===== Dataset entries =====

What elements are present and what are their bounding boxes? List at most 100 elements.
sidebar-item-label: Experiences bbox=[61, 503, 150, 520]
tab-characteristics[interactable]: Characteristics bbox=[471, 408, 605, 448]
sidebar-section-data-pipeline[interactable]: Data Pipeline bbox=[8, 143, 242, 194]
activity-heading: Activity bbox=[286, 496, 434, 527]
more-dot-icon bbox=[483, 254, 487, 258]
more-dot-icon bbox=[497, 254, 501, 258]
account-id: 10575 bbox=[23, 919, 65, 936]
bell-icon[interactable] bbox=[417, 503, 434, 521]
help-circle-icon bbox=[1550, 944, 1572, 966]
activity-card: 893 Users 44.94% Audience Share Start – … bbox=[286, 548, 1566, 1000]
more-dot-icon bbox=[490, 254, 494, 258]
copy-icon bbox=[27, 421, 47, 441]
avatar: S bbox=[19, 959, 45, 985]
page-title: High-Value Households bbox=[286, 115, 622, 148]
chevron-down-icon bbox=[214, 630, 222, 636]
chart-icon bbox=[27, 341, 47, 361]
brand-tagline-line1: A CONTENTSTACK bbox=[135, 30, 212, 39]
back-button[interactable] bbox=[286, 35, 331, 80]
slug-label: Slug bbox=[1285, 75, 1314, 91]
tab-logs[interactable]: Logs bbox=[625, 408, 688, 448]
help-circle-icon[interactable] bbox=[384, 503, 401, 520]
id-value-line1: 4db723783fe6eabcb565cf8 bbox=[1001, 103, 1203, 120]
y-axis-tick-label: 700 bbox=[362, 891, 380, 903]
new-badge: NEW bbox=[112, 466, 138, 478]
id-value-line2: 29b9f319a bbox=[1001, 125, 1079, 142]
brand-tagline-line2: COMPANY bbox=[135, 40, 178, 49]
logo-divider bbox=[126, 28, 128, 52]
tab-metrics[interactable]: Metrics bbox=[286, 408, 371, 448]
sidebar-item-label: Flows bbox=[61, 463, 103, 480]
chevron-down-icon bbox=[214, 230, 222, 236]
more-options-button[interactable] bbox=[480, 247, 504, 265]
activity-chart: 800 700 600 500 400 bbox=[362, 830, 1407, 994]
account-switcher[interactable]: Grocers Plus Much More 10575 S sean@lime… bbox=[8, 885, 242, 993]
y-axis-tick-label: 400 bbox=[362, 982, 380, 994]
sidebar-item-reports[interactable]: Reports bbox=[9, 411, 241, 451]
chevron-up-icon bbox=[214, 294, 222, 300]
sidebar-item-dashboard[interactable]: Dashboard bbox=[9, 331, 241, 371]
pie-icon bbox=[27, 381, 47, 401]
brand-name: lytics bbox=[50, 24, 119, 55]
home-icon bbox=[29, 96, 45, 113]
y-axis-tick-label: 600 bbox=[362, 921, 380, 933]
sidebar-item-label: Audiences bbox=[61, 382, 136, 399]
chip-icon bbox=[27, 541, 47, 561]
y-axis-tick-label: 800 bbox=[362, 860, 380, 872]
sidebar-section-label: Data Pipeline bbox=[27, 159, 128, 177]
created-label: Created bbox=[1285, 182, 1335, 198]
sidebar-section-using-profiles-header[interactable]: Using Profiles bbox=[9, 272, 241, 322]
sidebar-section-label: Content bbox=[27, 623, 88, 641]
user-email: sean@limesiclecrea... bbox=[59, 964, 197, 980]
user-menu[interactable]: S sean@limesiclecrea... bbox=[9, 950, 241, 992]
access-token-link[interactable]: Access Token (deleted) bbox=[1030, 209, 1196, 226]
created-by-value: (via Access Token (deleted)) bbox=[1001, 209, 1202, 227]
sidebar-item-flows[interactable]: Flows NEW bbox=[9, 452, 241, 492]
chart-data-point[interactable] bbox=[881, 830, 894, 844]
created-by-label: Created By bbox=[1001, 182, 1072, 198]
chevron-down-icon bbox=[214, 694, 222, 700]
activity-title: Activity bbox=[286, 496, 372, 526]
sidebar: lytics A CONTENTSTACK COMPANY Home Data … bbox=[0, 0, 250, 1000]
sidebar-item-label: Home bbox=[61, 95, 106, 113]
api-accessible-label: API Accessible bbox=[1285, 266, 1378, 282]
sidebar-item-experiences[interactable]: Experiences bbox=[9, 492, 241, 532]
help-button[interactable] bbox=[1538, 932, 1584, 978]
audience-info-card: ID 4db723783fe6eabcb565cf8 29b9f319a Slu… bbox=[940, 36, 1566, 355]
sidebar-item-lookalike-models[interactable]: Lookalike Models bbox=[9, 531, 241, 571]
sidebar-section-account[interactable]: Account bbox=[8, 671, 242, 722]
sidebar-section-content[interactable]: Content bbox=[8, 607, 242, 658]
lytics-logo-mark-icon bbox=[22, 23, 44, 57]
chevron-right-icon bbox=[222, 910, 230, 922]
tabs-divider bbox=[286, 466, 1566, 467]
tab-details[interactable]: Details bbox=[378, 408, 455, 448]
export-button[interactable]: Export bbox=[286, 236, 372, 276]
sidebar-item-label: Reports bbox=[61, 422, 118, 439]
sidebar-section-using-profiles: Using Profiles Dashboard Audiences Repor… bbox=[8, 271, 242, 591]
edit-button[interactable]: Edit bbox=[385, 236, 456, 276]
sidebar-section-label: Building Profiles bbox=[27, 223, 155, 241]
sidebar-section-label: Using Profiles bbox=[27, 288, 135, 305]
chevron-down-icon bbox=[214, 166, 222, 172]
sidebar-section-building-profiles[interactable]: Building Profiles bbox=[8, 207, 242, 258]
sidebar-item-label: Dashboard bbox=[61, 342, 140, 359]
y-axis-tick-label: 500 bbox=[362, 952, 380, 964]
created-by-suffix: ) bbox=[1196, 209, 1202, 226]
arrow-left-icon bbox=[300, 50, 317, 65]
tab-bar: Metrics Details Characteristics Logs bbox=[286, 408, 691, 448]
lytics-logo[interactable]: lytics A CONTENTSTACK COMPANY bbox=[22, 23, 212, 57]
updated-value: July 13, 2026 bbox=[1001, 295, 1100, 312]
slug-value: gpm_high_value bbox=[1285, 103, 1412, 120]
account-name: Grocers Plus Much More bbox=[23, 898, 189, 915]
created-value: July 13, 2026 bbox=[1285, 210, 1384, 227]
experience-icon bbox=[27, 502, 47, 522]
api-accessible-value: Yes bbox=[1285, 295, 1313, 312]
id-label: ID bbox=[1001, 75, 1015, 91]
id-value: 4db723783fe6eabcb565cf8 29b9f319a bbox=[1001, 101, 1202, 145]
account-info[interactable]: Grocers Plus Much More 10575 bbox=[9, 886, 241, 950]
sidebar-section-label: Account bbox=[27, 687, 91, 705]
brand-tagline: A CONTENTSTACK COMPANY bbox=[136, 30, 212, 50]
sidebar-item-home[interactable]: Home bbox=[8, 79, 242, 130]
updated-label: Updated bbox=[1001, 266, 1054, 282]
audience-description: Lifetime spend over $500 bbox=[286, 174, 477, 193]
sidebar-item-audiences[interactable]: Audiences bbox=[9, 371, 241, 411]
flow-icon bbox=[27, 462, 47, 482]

=====

### [What needs to be done]
Copy each item above word for word, line by line, leaving nothing out and changing nothing.

### [Complete output]
What elements are present and what are their bounding boxes? List at most 100 elements.
sidebar-item-label: Experiences bbox=[61, 503, 150, 520]
tab-characteristics[interactable]: Characteristics bbox=[471, 408, 605, 448]
sidebar-section-data-pipeline[interactable]: Data Pipeline bbox=[8, 143, 242, 194]
activity-heading: Activity bbox=[286, 496, 434, 527]
more-dot-icon bbox=[483, 254, 487, 258]
more-dot-icon bbox=[497, 254, 501, 258]
account-id: 10575 bbox=[23, 919, 65, 936]
bell-icon[interactable] bbox=[417, 503, 434, 521]
help-circle-icon bbox=[1550, 944, 1572, 966]
activity-card: 893 Users 44.94% Audience Share Start – … bbox=[286, 548, 1566, 1000]
more-dot-icon bbox=[490, 254, 494, 258]
copy-icon bbox=[27, 421, 47, 441]
avatar: S bbox=[19, 959, 45, 985]
page-title: High-Value Households bbox=[286, 115, 622, 148]
chevron-down-icon bbox=[214, 630, 222, 636]
chart-icon bbox=[27, 341, 47, 361]
brand-tagline-line1: A CONTENTSTACK bbox=[135, 30, 212, 39]
back-button[interactable] bbox=[286, 35, 331, 80]
slug-label: Slug bbox=[1285, 75, 1314, 91]
tab-logs[interactable]: Logs bbox=[625, 408, 688, 448]
help-circle-icon[interactable] bbox=[384, 503, 401, 520]
id-value-line1: 4db723783fe6eabcb565cf8 bbox=[1001, 103, 1203, 120]
y-axis-tick-label: 700 bbox=[362, 891, 380, 903]
new-badge: NEW bbox=[112, 466, 138, 478]
id-value-line2: 29b9f319a bbox=[1001, 125, 1079, 142]
brand-tagline-line2: COMPANY bbox=[135, 40, 178, 49]
logo-divider bbox=[126, 28, 128, 52]
tab-metrics[interactable]: Metrics bbox=[286, 408, 371, 448]
sidebar-item-label: Flows bbox=[61, 463, 103, 480]
chevron-down-icon bbox=[214, 230, 222, 236]
more-options-button[interactable] bbox=[480, 247, 504, 265]
activity-chart: 800 700 600 500 400 bbox=[362, 830, 1407, 994]
account-switcher[interactable]: Grocers Plus Much More 10575 S sean@lime… bbox=[8, 885, 242, 993]
y-axis-tick-label: 400 bbox=[362, 982, 380, 994]
sidebar-item-reports[interactable]: Reports bbox=[9, 411, 241, 451]
chevron-up-icon bbox=[214, 294, 222, 300]
sidebar-item-dashboard[interactable]: Dashboard bbox=[9, 331, 241, 371]
pie-icon bbox=[27, 381, 47, 401]
brand-name: lytics bbox=[50, 24, 119, 55]
home-icon bbox=[29, 96, 45, 113]
y-axis-tick-label: 600 bbox=[362, 921, 380, 933]
sidebar-item-label: Audiences bbox=[61, 382, 136, 399]
chip-icon bbox=[27, 541, 47, 561]
y-axis-tick-label: 800 bbox=[362, 860, 380, 872]
sidebar-section-label: Data Pipeline bbox=[27, 159, 128, 177]
created-label: Created bbox=[1285, 182, 1335, 198]
sidebar-section-using-profiles-header[interactable]: Using Profiles bbox=[9, 272, 241, 322]
sidebar-section-label: Content bbox=[27, 623, 88, 641]
user-email: sean@limesiclecrea... bbox=[59, 964, 197, 980]
user-menu[interactable]: S sean@limesiclecrea... bbox=[9, 950, 241, 992]
access-token-link[interactable]: Access Token (deleted) bbox=[1030, 209, 1196, 226]
created-by-value: (via Access Token (deleted)) bbox=[1001, 209, 1202, 227]
sidebar-item-flows[interactable]: Flows NEW bbox=[9, 452, 241, 492]
chart-data-point[interactable] bbox=[881, 830, 894, 844]
created-by-label: Created By bbox=[1001, 182, 1072, 198]
chevron-down-icon bbox=[214, 694, 222, 700]
activity-title: Activity bbox=[286, 496, 372, 526]
sidebar: lytics A CONTENTSTACK COMPANY Home Data … bbox=[0, 0, 250, 1000]
sidebar-item-label: Home bbox=[61, 95, 106, 113]
api-accessible-label: API Accessible bbox=[1285, 266, 1378, 282]
sidebar-item-experiences[interactable]: Experiences bbox=[9, 492, 241, 532]
help-button[interactable] bbox=[1538, 932, 1584, 978]
audience-info-card: ID 4db723783fe6eabcb565cf8 29b9f319a Slu… bbox=[940, 36, 1566, 355]
sidebar-item-lookalike-models[interactable]: Lookalike Models bbox=[9, 531, 241, 571]
sidebar-section-account[interactable]: Account bbox=[8, 671, 242, 722]
sidebar-section-content[interactable]: Content bbox=[8, 607, 242, 658]
lytics-logo-mark-icon bbox=[22, 23, 44, 57]
chevron-right-icon bbox=[222, 910, 230, 922]
tabs-divider bbox=[286, 466, 1566, 467]
tab-details[interactable]: Details bbox=[378, 408, 455, 448]
export-button[interactable]: Export bbox=[286, 236, 372, 276]
sidebar-item-label: Reports bbox=[61, 422, 118, 439]
sidebar-section-using-profiles: Using Profiles Dashboard Audiences Repor… bbox=[8, 271, 242, 591]
edit-button[interactable]: Edit bbox=[385, 236, 456, 276]
sidebar-section-label: Building Profiles bbox=[27, 223, 155, 241]
sidebar-section-label: Using Profiles bbox=[27, 288, 135, 305]
chevron-down-icon bbox=[214, 166, 222, 172]
sidebar-section-building-profiles[interactable]: Building Profiles bbox=[8, 207, 242, 258]
sidebar-item-label: Dashboard bbox=[61, 342, 140, 359]
y-axis-tick-label: 500 bbox=[362, 952, 380, 964]
created-by-suffix: ) bbox=[1196, 209, 1202, 226]
arrow-left-icon bbox=[300, 50, 317, 65]
tab-bar: Metrics Details Characteristics Logs bbox=[286, 408, 691, 448]
lytics-logo[interactable]: lytics A CONTENTSTACK COMPANY bbox=[22, 23, 212, 57]
updated-value: July 13, 2026 bbox=[1001, 295, 1100, 312]
slug-value: gpm_high_value bbox=[1285, 103, 1412, 120]
account-name: Grocers Plus Much More bbox=[23, 898, 189, 915]
created-value: July 13, 2026 bbox=[1285, 210, 1384, 227]
experience-icon bbox=[27, 502, 47, 522]
api-accessible-value: Yes bbox=[1285, 295, 1313, 312]
id-label: ID bbox=[1001, 75, 1015, 91]
id-value: 4db723783fe6eabcb565cf8 29b9f319a bbox=[1001, 101, 1202, 145]
account-info[interactable]: Grocers Plus Much More 10575 bbox=[9, 886, 241, 950]
sidebar-section-label: Account bbox=[27, 687, 91, 705]
brand-tagline: A CONTENTSTACK COMPANY bbox=[136, 30, 212, 50]
sidebar-item-home[interactable]: Home bbox=[8, 79, 242, 130]
updated-label: Updated bbox=[1001, 266, 1054, 282]
audience-description: Lifetime spend over $500 bbox=[286, 174, 477, 193]
sidebar-item-audiences[interactable]: Audiences bbox=[9, 371, 241, 411]
flow-icon bbox=[27, 462, 47, 482]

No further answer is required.